:: What to work on ::
Leave out the pictures and return every entry exactly as it appears.

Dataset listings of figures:
□ □ □ □
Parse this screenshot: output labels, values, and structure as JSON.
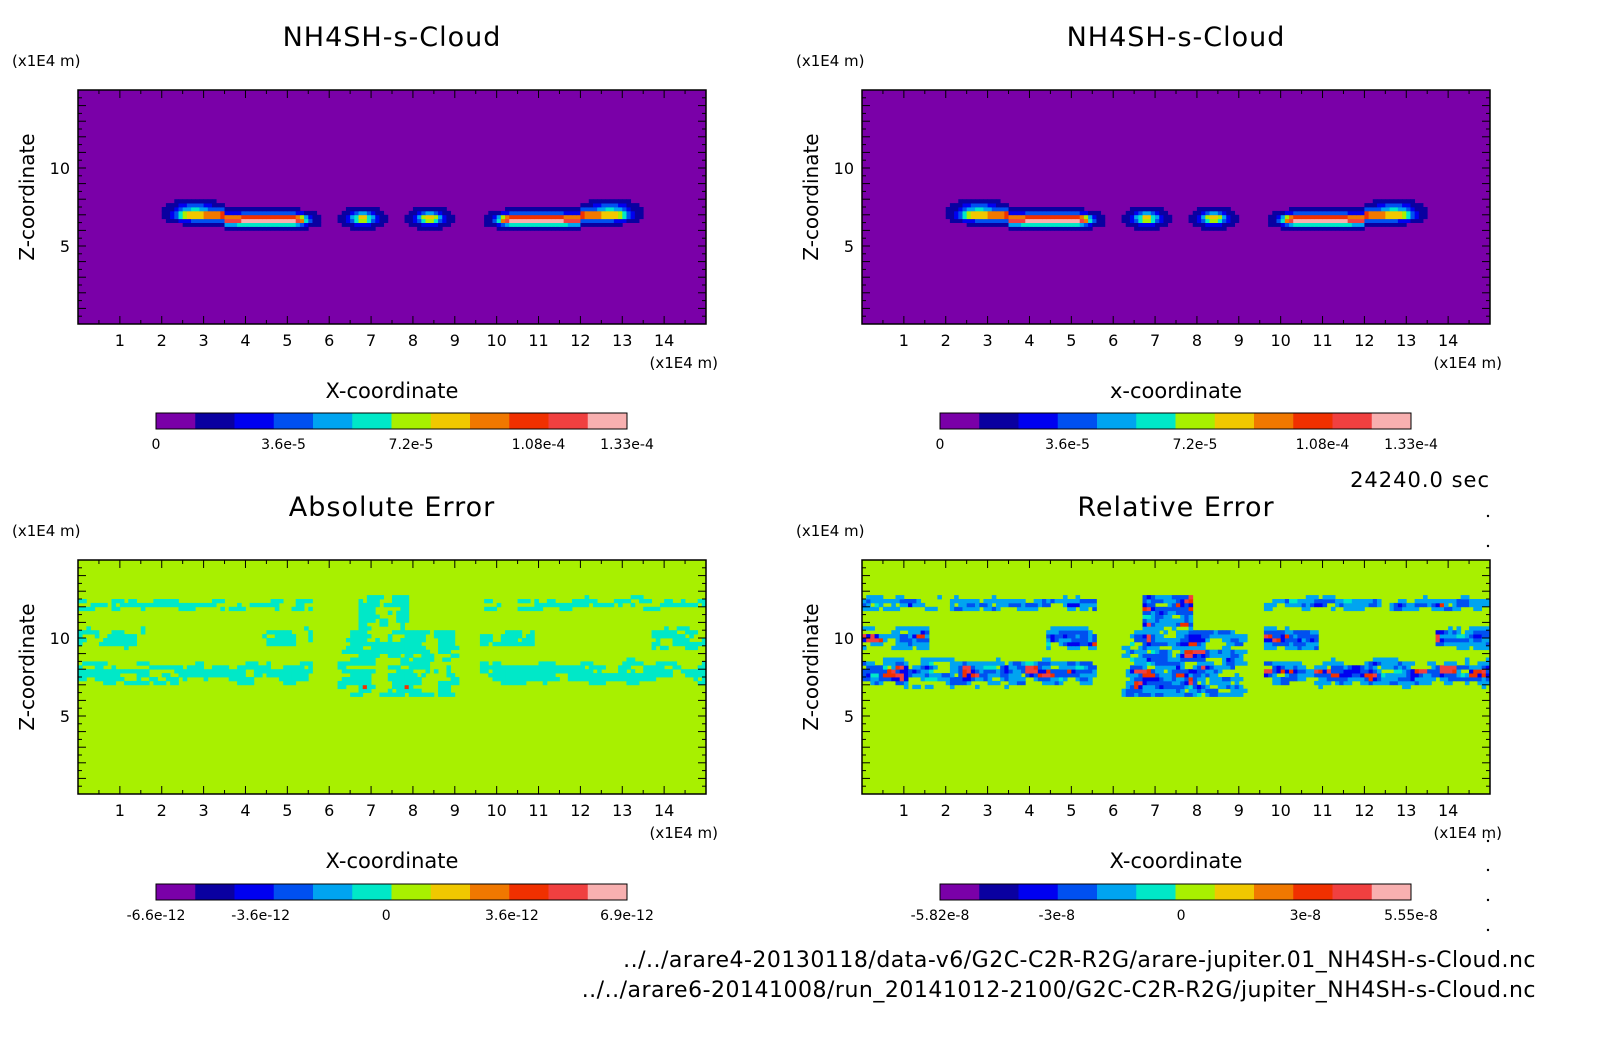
{
  "figure": {
    "time_label": "24240.0 sec",
    "files": [
      "../../arare4-20130118/data-v6/G2C-C2R-R2G/arare-jupiter.01_NH4SH-s-Cloud.nc",
      "../../arare6-20141008/run_20141012-2100/G2C-C2R-R2G/jupiter_NH4SH-s-Cloud.nc"
    ]
  },
  "chart_data": [
    {
      "type": "heatmap",
      "title": "NH4SH-s-Cloud",
      "xlabel": "X-coordinate",
      "ylabel": "Z-coordinate",
      "x_unit": "(x1E4 m)",
      "y_unit": "(x1E4 m)",
      "xlim": [
        0,
        15
      ],
      "ylim": [
        0,
        15
      ],
      "xticks": [
        1,
        2,
        3,
        4,
        5,
        6,
        7,
        8,
        9,
        10,
        11,
        12,
        13,
        14
      ],
      "yticks": [
        5,
        10
      ],
      "colorbar": {
        "tick_labels": [
          "0",
          "3.6e-5",
          "7.2e-5",
          "1.08e-4",
          "1.33e-4"
        ],
        "tick_values": [
          0,
          3.6e-05,
          7.2e-05,
          0.000108,
          0.000133
        ],
        "range": [
          0,
          0.000133
        ]
      },
      "field": "cloud",
      "background_level": 0,
      "features": [
        {
          "x": 3.9,
          "z": 6.8,
          "amplitude": 0.000133,
          "shape": "band"
        },
        {
          "x": 11.6,
          "z": 6.8,
          "amplitude": 0.000133,
          "shape": "band"
        },
        {
          "x": 6.8,
          "z": 6.8,
          "amplitude": 8.5e-05,
          "shape": "blob"
        },
        {
          "x": 8.4,
          "z": 6.8,
          "amplitude": 9e-05,
          "shape": "blob"
        }
      ]
    },
    {
      "type": "heatmap",
      "title": "NH4SH-s-Cloud",
      "xlabel": "x-coordinate",
      "ylabel": "Z-coordinate",
      "x_unit": "(x1E4 m)",
      "y_unit": "(x1E4 m)",
      "xlim": [
        0,
        15
      ],
      "ylim": [
        0,
        15
      ],
      "xticks": [
        1,
        2,
        3,
        4,
        5,
        6,
        7,
        8,
        9,
        10,
        11,
        12,
        13,
        14
      ],
      "yticks": [
        5,
        10
      ],
      "colorbar": {
        "tick_labels": [
          "0",
          "3.6e-5",
          "7.2e-5",
          "1.08e-4",
          "1.33e-4"
        ],
        "tick_values": [
          0,
          3.6e-05,
          7.2e-05,
          0.000108,
          0.000133
        ],
        "range": [
          0,
          0.000133
        ]
      },
      "field": "cloud",
      "background_level": 0,
      "features": [
        {
          "x": 3.9,
          "z": 6.8,
          "amplitude": 0.000133,
          "shape": "band"
        },
        {
          "x": 11.6,
          "z": 6.8,
          "amplitude": 0.000133,
          "shape": "band"
        },
        {
          "x": 6.8,
          "z": 6.8,
          "amplitude": 8.5e-05,
          "shape": "blob"
        },
        {
          "x": 8.4,
          "z": 6.8,
          "amplitude": 9e-05,
          "shape": "blob"
        }
      ]
    },
    {
      "type": "heatmap",
      "title": "Absolute Error",
      "xlabel": "X-coordinate",
      "ylabel": "Z-coordinate",
      "x_unit": "(x1E4 m)",
      "y_unit": "(x1E4 m)",
      "xlim": [
        0,
        15
      ],
      "ylim": [
        0,
        15
      ],
      "xticks": [
        1,
        2,
        3,
        4,
        5,
        6,
        7,
        8,
        9,
        10,
        11,
        12,
        13,
        14
      ],
      "yticks": [
        5,
        10
      ],
      "colorbar": {
        "tick_labels": [
          "-6.6e-12",
          "-3.6e-12",
          "0",
          "3.6e-12",
          "6.9e-12"
        ],
        "tick_values": [
          -6.6e-12,
          -3.6e-12,
          0,
          3.6e-12,
          6.9e-12
        ],
        "range": [
          -6.6e-12,
          6.9e-12
        ]
      },
      "field": "abs_error",
      "background_level": 0,
      "noise_regions": "upper arcs near z=8-12 over x=0.5-5, x=10-15, and central columns near x=6.5-9"
    },
    {
      "type": "heatmap",
      "title": "Relative Error",
      "xlabel": "X-coordinate",
      "ylabel": "Z-coordinate",
      "x_unit": "(x1E4 m)",
      "y_unit": "(x1E4 m)",
      "xlim": [
        0,
        15
      ],
      "ylim": [
        0,
        15
      ],
      "xticks": [
        1,
        2,
        3,
        4,
        5,
        6,
        7,
        8,
        9,
        10,
        11,
        12,
        13,
        14
      ],
      "yticks": [
        5,
        10
      ],
      "colorbar": {
        "tick_labels": [
          "-5.82e-8",
          "-3e-8",
          "0",
          "3e-8",
          "5.55e-8"
        ],
        "tick_values": [
          -5.82e-08,
          -3e-08,
          0,
          3e-08,
          5.55e-08
        ],
        "range": [
          -5.82e-08,
          5.55e-08
        ]
      },
      "field": "rel_error",
      "background_level": 0,
      "noise_regions": "same regions as absolute error, with larger amplitude"
    }
  ],
  "colormap": [
    "#7a00a8",
    "#0a00a0",
    "#0000f0",
    "#0050f0",
    "#00a4f0",
    "#00e8c8",
    "#a8f000",
    "#f0c800",
    "#f07800",
    "#f03000",
    "#f04040",
    "#f8b0b0"
  ]
}
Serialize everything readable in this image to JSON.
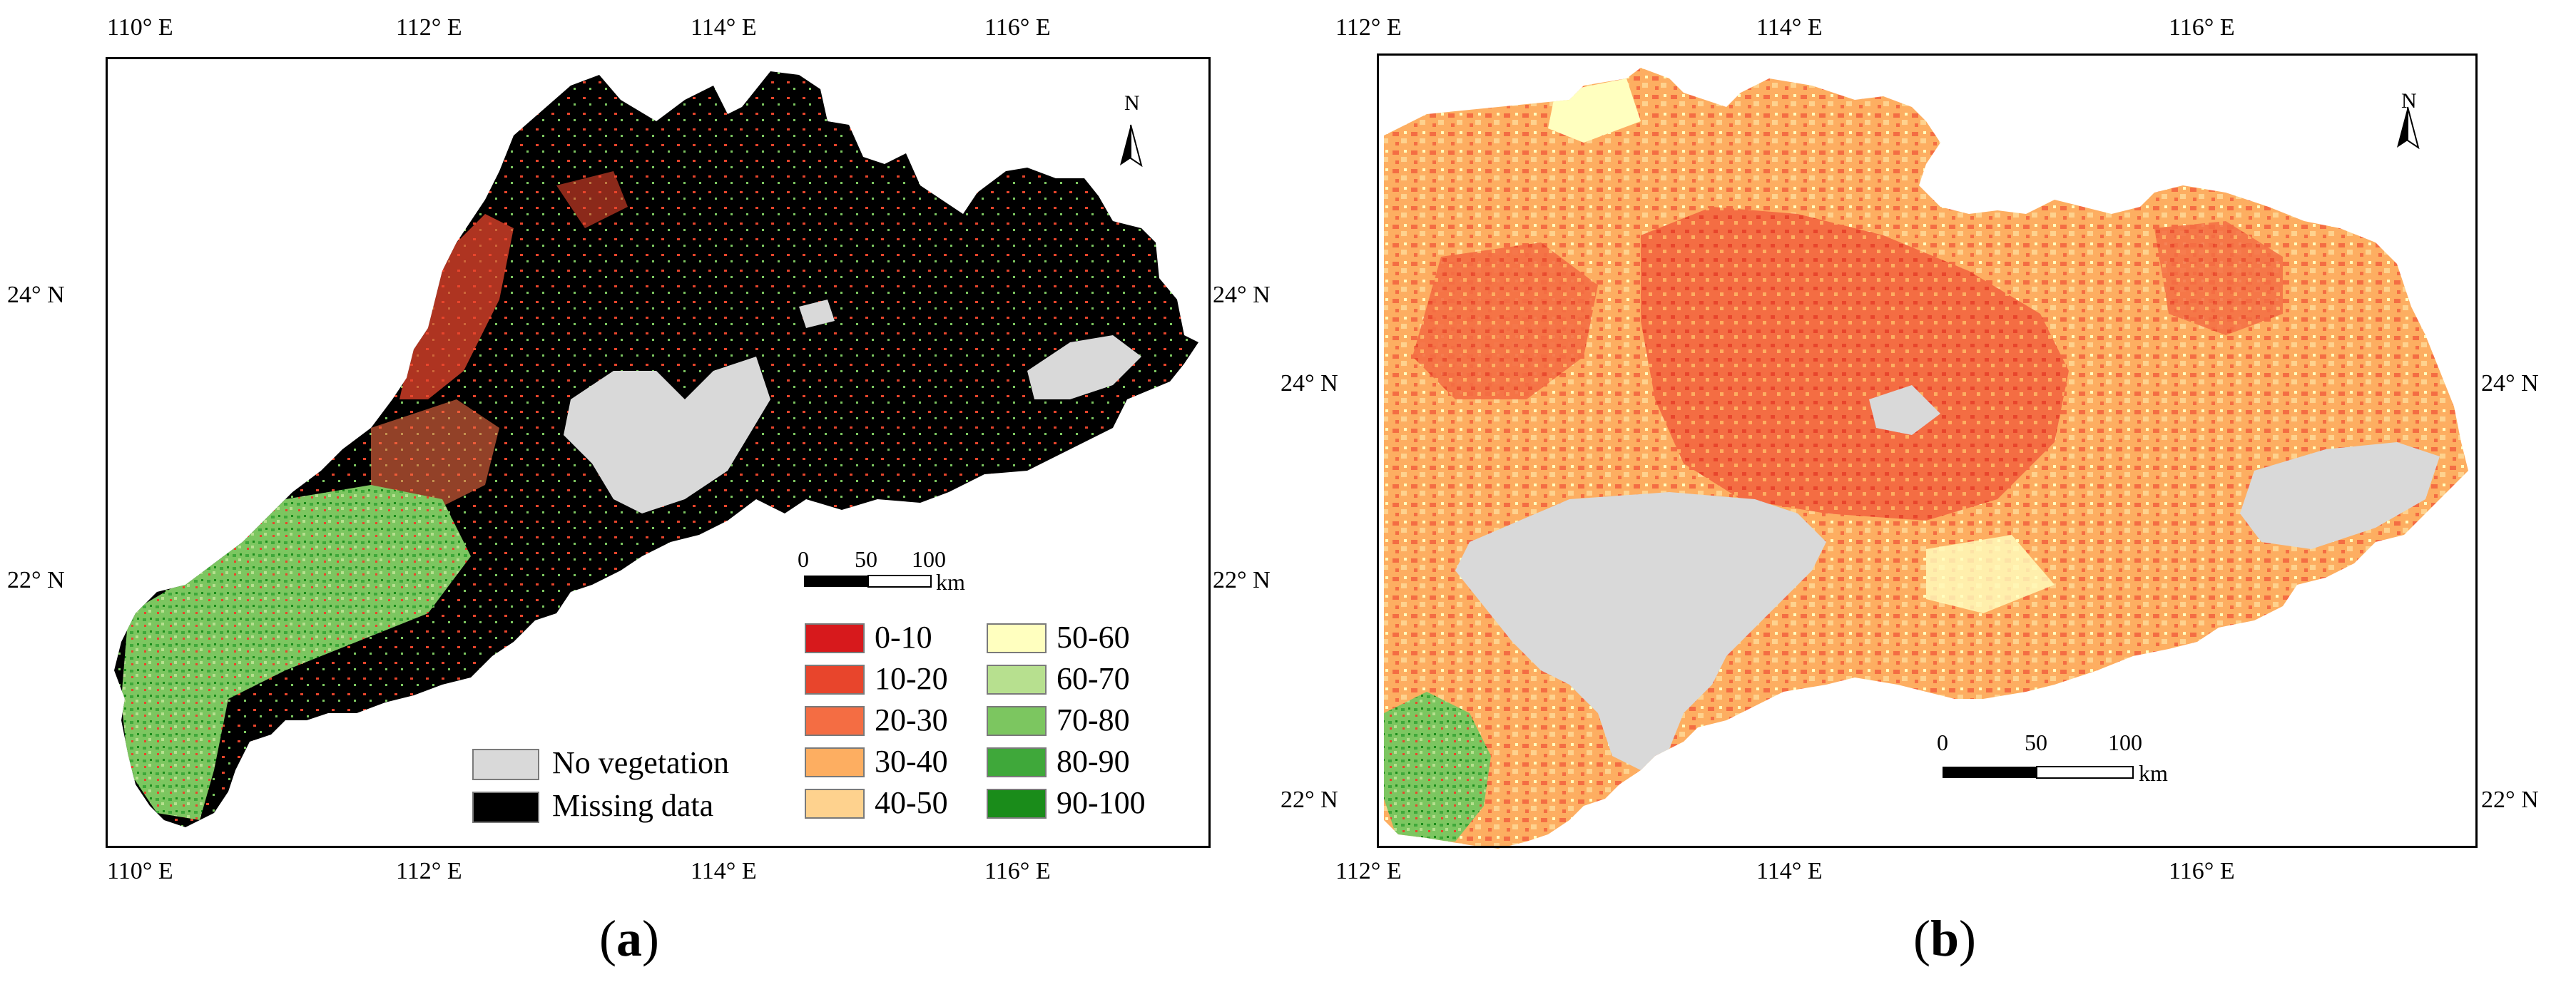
□ □ □ □
:: Final result ::
Parse this screenshot: output labels, values, and structure as JSON.
{
  "figure": {
    "time_label": "24240.0 sec",
    "files": [
      "../../arare4-20130118/data-v6/G2C-C2R-R2G/arare-jupiter.01_NH4SH-s-Cloud.nc",
      "../../arare6-20141008/run_20141012-2100/G2C-C2R-R2G/jupiter_NH4SH-s-Cloud.nc"
    ]
  },
  "chart_data": [
    {
      "type": "heatmap",
      "title": "NH4SH-s-Cloud",
      "xlabel": "X-coordinate",
      "ylabel": "Z-coordinate",
      "x_unit": "(x1E4 m)",
      "y_unit": "(x1E4 m)",
      "xlim": [
        0,
        15
      ],
      "ylim": [
        0,
        15
      ],
      "xticks": [
        1,
        2,
        3,
        4,
        5,
        6,
        7,
        8,
        9,
        10,
        11,
        12,
        13,
        14
      ],
      "yticks": [
        5,
        10
      ],
      "colorbar": {
        "tick_labels": [
          "0",
          "3.6e-5",
          "7.2e-5",
          "1.08e-4",
          "1.33e-4"
        ],
        "tick_values": [
          0,
          3.6e-05,
          7.2e-05,
          0.000108,
          0.000133
        ],
        "range": [
          0,
          0.000133
        ]
      },
      "field": "cloud",
      "background_level": 0,
      "features": [
        {
          "x": 3.9,
          "z": 6.8,
          "amplitude": 0.000133,
          "shape": "band"
        },
        {
          "x": 11.6,
          "z": 6.8,
          "amplitude": 0.000133,
          "shape": "band"
        },
        {
          "x": 6.8,
          "z": 6.8,
          "amplitude": 8.5e-05,
          "shape": "blob"
        },
        {
          "x": 8.4,
          "z": 6.8,
          "amplitude": 9e-05,
          "shape": "blob"
        }
      ]
    },
    {
      "type": "heatmap",
      "title": "NH4SH-s-Cloud",
      "xlabel": "x-coordinate",
      "ylabel": "Z-coordinate",
      "x_unit": "(x1E4 m)",
      "y_unit": "(x1E4 m)",
      "xlim": [
        0,
        15
      ],
      "ylim": [
        0,
        15
      ],
      "xticks": [
        1,
        2,
        3,
        4,
        5,
        6,
        7,
        8,
        9,
        10,
        11,
        12,
        13,
        14
      ],
      "yticks": [
        5,
        10
      ],
      "colorbar": {
        "tick_labels": [
          "0",
          "3.6e-5",
          "7.2e-5",
          "1.08e-4",
          "1.33e-4"
        ],
        "tick_values": [
          0,
          3.6e-05,
          7.2e-05,
          0.000108,
          0.000133
        ],
        "range": [
          0,
          0.000133
        ]
      },
      "field": "cloud",
      "background_level": 0,
      "features": [
        {
          "x": 3.9,
          "z": 6.8,
          "amplitude": 0.000133,
          "shape": "band"
        },
        {
          "x": 11.6,
          "z": 6.8,
          "amplitude": 0.000133,
          "shape": "band"
        },
        {
          "x": 6.8,
          "z": 6.8,
          "amplitude": 8.5e-05,
          "shape": "blob"
        },
        {
          "x": 8.4,
          "z": 6.8,
          "amplitude": 9e-05,
          "shape": "blob"
        }
      ]
    },
    {
      "type": "heatmap",
      "title": "Absolute Error",
      "xlabel": "X-coordinate",
      "ylabel": "Z-coordinate",
      "x_unit": "(x1E4 m)",
      "y_unit": "(x1E4 m)",
      "xlim": [
        0,
        15
      ],
      "ylim": [
        0,
        15
      ],
      "xticks": [
        1,
        2,
        3,
        4,
        5,
        6,
        7,
        8,
        9,
        10,
        11,
        12,
        13,
        14
      ],
      "yticks": [
        5,
        10
      ],
      "colorbar": {
        "tick_labels": [
          "-6.6e-12",
          "-3.6e-12",
          "0",
          "3.6e-12",
          "6.9e-12"
        ],
        "tick_values": [
          -6.6e-12,
          -3.6e-12,
          0,
          3.6e-12,
          6.9e-12
        ],
        "range": [
          -6.6e-12,
          6.9e-12
        ]
      },
      "field": "abs_error",
      "background_level": 0,
      "noise_regions": "upper arcs near z=8-12 over x=0.5-5, x=10-15, and central columns near x=6.5-9"
    },
    {
      "type": "heatmap",
      "title": "Relative Error",
      "xlabel": "X-coordinate",
      "ylabel": "Z-coordinate",
      "x_unit": "(x1E4 m)",
      "y_unit": "(x1E4 m)",
      "xlim": [
        0,
        15
      ],
      "ylim": [
        0,
        15
      ],
      "xticks": [
        1,
        2,
        3,
        4,
        5,
        6,
        7,
        8,
        9,
        10,
        11,
        12,
        13,
        14
      ],
      "yticks": [
        5,
        10
      ],
      "colorbar": {
        "tick_labels": [
          "-5.82e-8",
          "-3e-8",
          "0",
          "3e-8",
          "5.55e-8"
        ],
        "tick_values": [
          -5.82e-08,
          -3e-08,
          0,
          3e-08,
          5.55e-08
        ],
        "range": [
          -5.82e-08,
          5.55e-08
        ]
      },
      "field": "rel_error",
      "background_level": 0,
      "noise_regions": "same regions as absolute error, with larger amplitude"
    }
  ],
  "colormap": [
    "#7a00a8",
    "#0a00a0",
    "#0000f0",
    "#0050f0",
    "#00a4f0",
    "#00e8c8",
    "#a8f000",
    "#f0c800",
    "#f07800",
    "#f03000",
    "#f04040",
    "#f8b0b0"
  ]
}
Serialize everything readable in this image to JSON.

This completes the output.